Material.
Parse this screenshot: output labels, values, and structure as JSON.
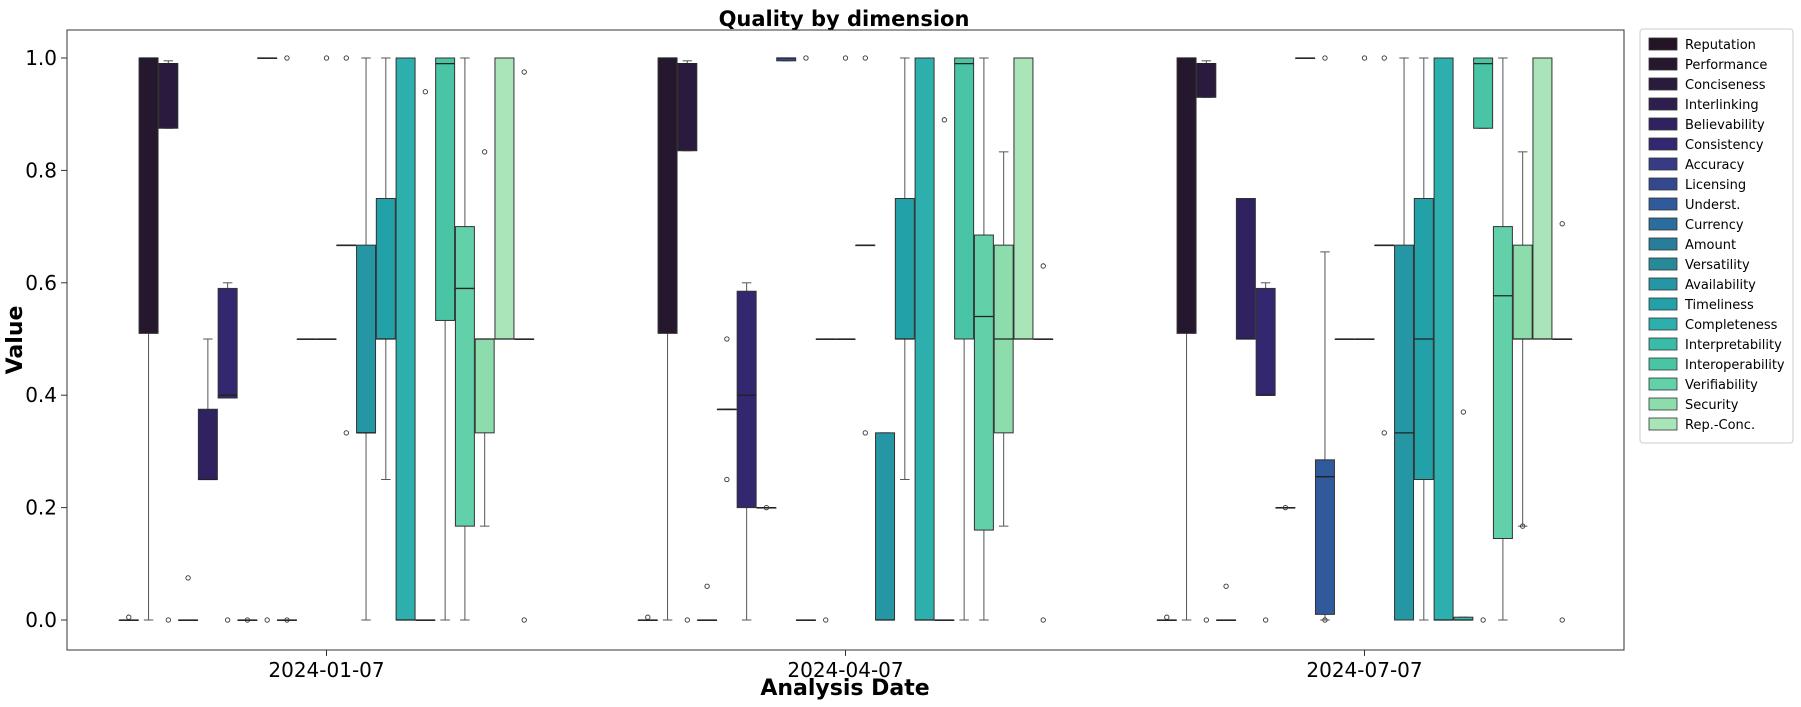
{
  "chart_data": {
    "type": "box",
    "title": "Quality by dimension",
    "xlabel": "Analysis Date",
    "ylabel": "Value",
    "ylim": [
      -0.05,
      1.045
    ],
    "yticks": [
      "0.0",
      "0.2",
      "0.4",
      "0.6",
      "0.8",
      "1.0"
    ],
    "categories": [
      "2024-01-07",
      "2024-04-07",
      "2024-07-07"
    ],
    "legend_position": "right-outside",
    "series": [
      {
        "name": "Reputation",
        "color": "#231526",
        "boxes": [
          {
            "whislo": 0,
            "q1": 0,
            "med": 0,
            "q3": 0,
            "whishi": 0,
            "fliers": [
              0.005
            ]
          },
          {
            "whislo": 0,
            "q1": 0,
            "med": 0,
            "q3": 0,
            "whishi": 0,
            "fliers": [
              0.005
            ]
          },
          {
            "whislo": 0,
            "q1": 0,
            "med": 0,
            "q3": 0,
            "whishi": 0,
            "fliers": [
              0.005
            ]
          }
        ]
      },
      {
        "name": "Performance",
        "color": "#25172d",
        "boxes": [
          {
            "whislo": 0,
            "q1": 0.51,
            "med": 1.0,
            "q3": 1.0,
            "whishi": 1.0,
            "fliers": []
          },
          {
            "whislo": 0,
            "q1": 0.51,
            "med": 1.0,
            "q3": 1.0,
            "whishi": 1.0,
            "fliers": []
          },
          {
            "whislo": 0,
            "q1": 0.51,
            "med": 1.0,
            "q3": 1.0,
            "whishi": 1.0,
            "fliers": []
          }
        ]
      },
      {
        "name": "Conciseness",
        "color": "#2a1a3d",
        "boxes": [
          {
            "whislo": 0.875,
            "q1": 0.875,
            "med": 0.99,
            "q3": 0.99,
            "whishi": 0.995,
            "fliers": [
              0
            ]
          },
          {
            "whislo": 0.835,
            "q1": 0.835,
            "med": 0.99,
            "q3": 0.99,
            "whishi": 0.995,
            "fliers": [
              0
            ]
          },
          {
            "whislo": 0.93,
            "q1": 0.93,
            "med": 0.99,
            "q3": 0.99,
            "whishi": 0.995,
            "fliers": [
              0
            ]
          }
        ]
      },
      {
        "name": "Interlinking",
        "color": "#2e1e4e",
        "boxes": [
          {
            "whislo": 0,
            "q1": 0,
            "med": 0,
            "q3": 0,
            "whishi": 0,
            "fliers": [
              0.075
            ]
          },
          {
            "whislo": 0,
            "q1": 0,
            "med": 0,
            "q3": 0,
            "whishi": 0,
            "fliers": [
              0.06
            ]
          },
          {
            "whislo": 0,
            "q1": 0,
            "med": 0,
            "q3": 0,
            "whishi": 0,
            "fliers": [
              0.06
            ]
          }
        ]
      },
      {
        "name": "Believability",
        "color": "#302260",
        "boxes": [
          {
            "whislo": 0.25,
            "q1": 0.25,
            "med": 0.25,
            "q3": 0.375,
            "whishi": 0.5,
            "fliers": []
          },
          {
            "whislo": 0.375,
            "q1": 0.375,
            "med": 0.375,
            "q3": 0.375,
            "whishi": 0.375,
            "fliers": [
              0.5,
              0.25
            ]
          },
          {
            "whislo": 0.5,
            "q1": 0.5,
            "med": 0.5,
            "q3": 0.75,
            "whishi": 0.75,
            "fliers": []
          }
        ]
      },
      {
        "name": "Consistency",
        "color": "#33286f",
        "boxes": [
          {
            "whislo": 0.395,
            "q1": 0.395,
            "med": 0.4,
            "q3": 0.59,
            "whishi": 0.6,
            "fliers": [
              0
            ]
          },
          {
            "whislo": 0,
            "q1": 0.2,
            "med": 0.4,
            "q3": 0.585,
            "whishi": 0.6,
            "fliers": []
          },
          {
            "whislo": 0.4,
            "q1": 0.4,
            "med": 0.4,
            "q3": 0.59,
            "whishi": 0.6,
            "fliers": [
              0
            ]
          }
        ]
      },
      {
        "name": "Accuracy",
        "color": "#373b86",
        "boxes": [
          {
            "whislo": 0,
            "q1": 0,
            "med": 0,
            "q3": 0,
            "whishi": 0,
            "fliers": [
              0
            ]
          },
          {
            "whislo": 0.2,
            "q1": 0.2,
            "med": 0.2,
            "q3": 0.2,
            "whishi": 0.2,
            "fliers": [
              0.2
            ]
          },
          {
            "whislo": 0.2,
            "q1": 0.2,
            "med": 0.2,
            "q3": 0.2,
            "whishi": 0.2,
            "fliers": [
              0.2
            ]
          }
        ]
      },
      {
        "name": "Licensing",
        "color": "#34488f",
        "boxes": [
          {
            "whislo": 1.0,
            "q1": 1.0,
            "med": 1.0,
            "q3": 1.0,
            "whishi": 1.0,
            "fliers": [
              0
            ]
          },
          {
            "whislo": 0.995,
            "q1": 0.995,
            "med": 1.0,
            "q3": 1.0,
            "whishi": 1.0,
            "fliers": []
          },
          {
            "whislo": 1.0,
            "q1": 1.0,
            "med": 1.0,
            "q3": 1.0,
            "whishi": 1.0,
            "fliers": []
          }
        ]
      },
      {
        "name": "Underst.",
        "color": "#305a9b",
        "boxes": [
          {
            "whislo": 0,
            "q1": 0,
            "med": 0,
            "q3": 0,
            "whishi": 0,
            "fliers": [
              1.0,
              0
            ]
          },
          {
            "whislo": 0,
            "q1": 0,
            "med": 0,
            "q3": 0,
            "whishi": 0,
            "fliers": [
              1.0
            ]
          },
          {
            "whislo": 0,
            "q1": 0.01,
            "med": 0.255,
            "q3": 0.285,
            "whishi": 0.655,
            "fliers": [
              1.0,
              0
            ]
          }
        ]
      },
      {
        "name": "Currency",
        "color": "#2b6d9d",
        "boxes": [
          {
            "whislo": 0.5,
            "q1": 0.5,
            "med": 0.5,
            "q3": 0.5,
            "whishi": 0.5,
            "fliers": []
          },
          {
            "whislo": 0.5,
            "q1": 0.5,
            "med": 0.5,
            "q3": 0.5,
            "whishi": 0.5,
            "fliers": [
              0
            ]
          },
          {
            "whislo": 0.5,
            "q1": 0.5,
            "med": 0.5,
            "q3": 0.5,
            "whishi": 0.5,
            "fliers": []
          }
        ]
      },
      {
        "name": "Amount",
        "color": "#287d9b",
        "boxes": [
          {
            "whislo": 0.5,
            "q1": 0.5,
            "med": 0.5,
            "q3": 0.5,
            "whishi": 0.5,
            "fliers": [
              1.0
            ]
          },
          {
            "whislo": 0.5,
            "q1": 0.5,
            "med": 0.5,
            "q3": 0.5,
            "whishi": 0.5,
            "fliers": [
              1.0
            ]
          },
          {
            "whislo": 0.5,
            "q1": 0.5,
            "med": 0.5,
            "q3": 0.5,
            "whishi": 0.5,
            "fliers": [
              1.0
            ]
          }
        ]
      },
      {
        "name": "Versatility",
        "color": "#268a98",
        "boxes": [
          {
            "whislo": 0.667,
            "q1": 0.667,
            "med": 0.667,
            "q3": 0.667,
            "whishi": 0.667,
            "fliers": [
              1.0,
              0.333
            ]
          },
          {
            "whislo": 0.667,
            "q1": 0.667,
            "med": 0.667,
            "q3": 0.667,
            "whishi": 0.667,
            "fliers": [
              1.0,
              0.333
            ]
          },
          {
            "whislo": 0.667,
            "q1": 0.667,
            "med": 0.667,
            "q3": 0.667,
            "whishi": 0.667,
            "fliers": [
              1.0,
              0.333
            ]
          }
        ]
      },
      {
        "name": "Availability",
        "color": "#2496a4",
        "boxes": [
          {
            "whislo": 0,
            "q1": 0.333,
            "med": 0.333,
            "q3": 0.667,
            "whishi": 1.0,
            "fliers": []
          },
          {
            "whislo": 0,
            "q1": 0,
            "med": 0,
            "q3": 0.333,
            "whishi": 0.333,
            "fliers": []
          },
          {
            "whislo": 0,
            "q1": 0,
            "med": 0.333,
            "q3": 0.667,
            "whishi": 1.0,
            "fliers": []
          }
        ]
      },
      {
        "name": "Timeliness",
        "color": "#22a2a8",
        "boxes": [
          {
            "whislo": 0.25,
            "q1": 0.5,
            "med": 0.5,
            "q3": 0.75,
            "whishi": 1.0,
            "fliers": []
          },
          {
            "whislo": 0.25,
            "q1": 0.5,
            "med": 0.5,
            "q3": 0.75,
            "whishi": 1.0,
            "fliers": []
          },
          {
            "whislo": 0,
            "q1": 0.25,
            "med": 0.5,
            "q3": 0.75,
            "whishi": 1.0,
            "fliers": []
          }
        ]
      },
      {
        "name": "Completeness",
        "color": "#2db0ad",
        "boxes": [
          {
            "whislo": 0,
            "q1": 0,
            "med": 0,
            "q3": 1.0,
            "whishi": 1.0,
            "fliers": []
          },
          {
            "whislo": 0,
            "q1": 0,
            "med": 0,
            "q3": 1.0,
            "whishi": 1.0,
            "fliers": []
          },
          {
            "whislo": 0,
            "q1": 0,
            "med": 0,
            "q3": 1.0,
            "whishi": 1.0,
            "fliers": []
          }
        ]
      },
      {
        "name": "Interpretability",
        "color": "#38bba8",
        "boxes": [
          {
            "whislo": 0,
            "q1": 0,
            "med": 0,
            "q3": 0,
            "whishi": 0,
            "fliers": [
              0.94
            ]
          },
          {
            "whislo": 0,
            "q1": 0,
            "med": 0,
            "q3": 0,
            "whishi": 0,
            "fliers": [
              0.89
            ]
          },
          {
            "whislo": 0,
            "q1": 0,
            "med": 0,
            "q3": 0.005,
            "whishi": 0.005,
            "fliers": [
              0.37
            ]
          }
        ]
      },
      {
        "name": "Interoperability",
        "color": "#49c4a4",
        "boxes": [
          {
            "whislo": 0,
            "q1": 0.533,
            "med": 0.99,
            "q3": 1.0,
            "whishi": 1.0,
            "fliers": []
          },
          {
            "whislo": 0,
            "q1": 0.5,
            "med": 0.99,
            "q3": 1.0,
            "whishi": 1.0,
            "fliers": []
          },
          {
            "whislo": 0.875,
            "q1": 0.875,
            "med": 0.99,
            "q3": 1.0,
            "whishi": 1.0,
            "fliers": [
              0
            ]
          }
        ]
      },
      {
        "name": "Verifiability",
        "color": "#62d0a8",
        "boxes": [
          {
            "whislo": 0,
            "q1": 0.167,
            "med": 0.59,
            "q3": 0.7,
            "whishi": 1.0,
            "fliers": []
          },
          {
            "whislo": 0,
            "q1": 0.16,
            "med": 0.54,
            "q3": 0.685,
            "whishi": 1.0,
            "fliers": []
          },
          {
            "whislo": 0,
            "q1": 0.145,
            "med": 0.577,
            "q3": 0.7,
            "whishi": 1.0,
            "fliers": []
          }
        ]
      },
      {
        "name": "Security",
        "color": "#8ddcac",
        "boxes": [
          {
            "whislo": 0.167,
            "q1": 0.333,
            "med": 0.5,
            "q3": 0.5,
            "whishi": 0.5,
            "fliers": [
              0.833
            ]
          },
          {
            "whislo": 0.167,
            "q1": 0.333,
            "med": 0.5,
            "q3": 0.667,
            "whishi": 0.833,
            "fliers": []
          },
          {
            "whislo": 0.167,
            "q1": 0.5,
            "med": 0.5,
            "q3": 0.667,
            "whishi": 0.833,
            "fliers": [
              0.167
            ]
          }
        ]
      },
      {
        "name": "Rep.-Conc.",
        "color": "#a9e5b9",
        "boxes": [
          {
            "whislo": 0.5,
            "q1": 0.5,
            "med": 0.5,
            "q3": 1.0,
            "whishi": 1.0,
            "fliers": []
          },
          {
            "whislo": 0.5,
            "q1": 0.5,
            "med": 0.5,
            "q3": 1.0,
            "whishi": 1.0,
            "fliers": []
          },
          {
            "whislo": 0.5,
            "q1": 0.5,
            "med": 0.5,
            "q3": 1.0,
            "whishi": 1.0,
            "fliers": []
          }
        ]
      },
      {
        "name": "",
        "color": "#c9ecd1",
        "boxes": [
          {
            "whislo": 0.5,
            "q1": 0.5,
            "med": 0.5,
            "q3": 0.5,
            "whishi": 0.5,
            "fliers": [
              0.975,
              0
            ]
          },
          {
            "whislo": 0.5,
            "q1": 0.5,
            "med": 0.5,
            "q3": 0.5,
            "whishi": 0.5,
            "fliers": [
              0.63,
              0
            ]
          },
          {
            "whislo": 0.5,
            "q1": 0.5,
            "med": 0.5,
            "q3": 0.5,
            "whishi": 0.5,
            "fliers": [
              0.705,
              0
            ]
          }
        ]
      }
    ]
  }
}
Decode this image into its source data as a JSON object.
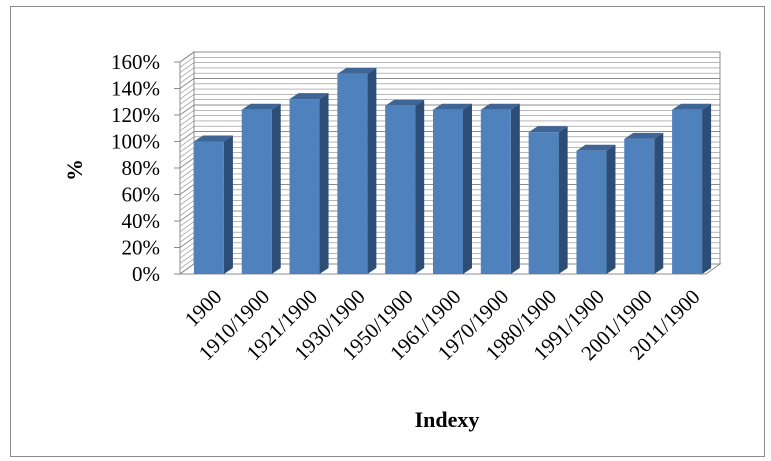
{
  "chart_data": {
    "type": "bar",
    "categories": [
      "1900",
      "1910/1900",
      "1921/1900",
      "1930/1900",
      "1950/1900",
      "1961/1900",
      "1970/1900",
      "1980/1900",
      "1991/1900",
      "2001/1900",
      "2011/1900"
    ],
    "values": [
      100,
      124,
      132,
      151,
      127,
      124,
      124,
      107,
      93,
      102,
      124
    ],
    "title": "",
    "xlabel": "Indexy",
    "ylabel": "%",
    "ylim": [
      0,
      160
    ],
    "y_ticks": [
      "0%",
      "20%",
      "40%",
      "60%",
      "80%",
      "100%",
      "120%",
      "140%",
      "160%"
    ],
    "grid": true,
    "legend": "none",
    "style": "3d-clustered-column",
    "colors": {
      "bar_front": "#4f81bd",
      "bar_side": "#2c4d75",
      "bar_top": "#3e6595",
      "grid": "#8c8c8c"
    }
  }
}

Exercise prompt. Search the lines for "this". Copy each line that has it.

Solution to the problem.
Parse this screenshot: output labels, values, and structure as JSON.
Decode this image into its source data as a JSON object.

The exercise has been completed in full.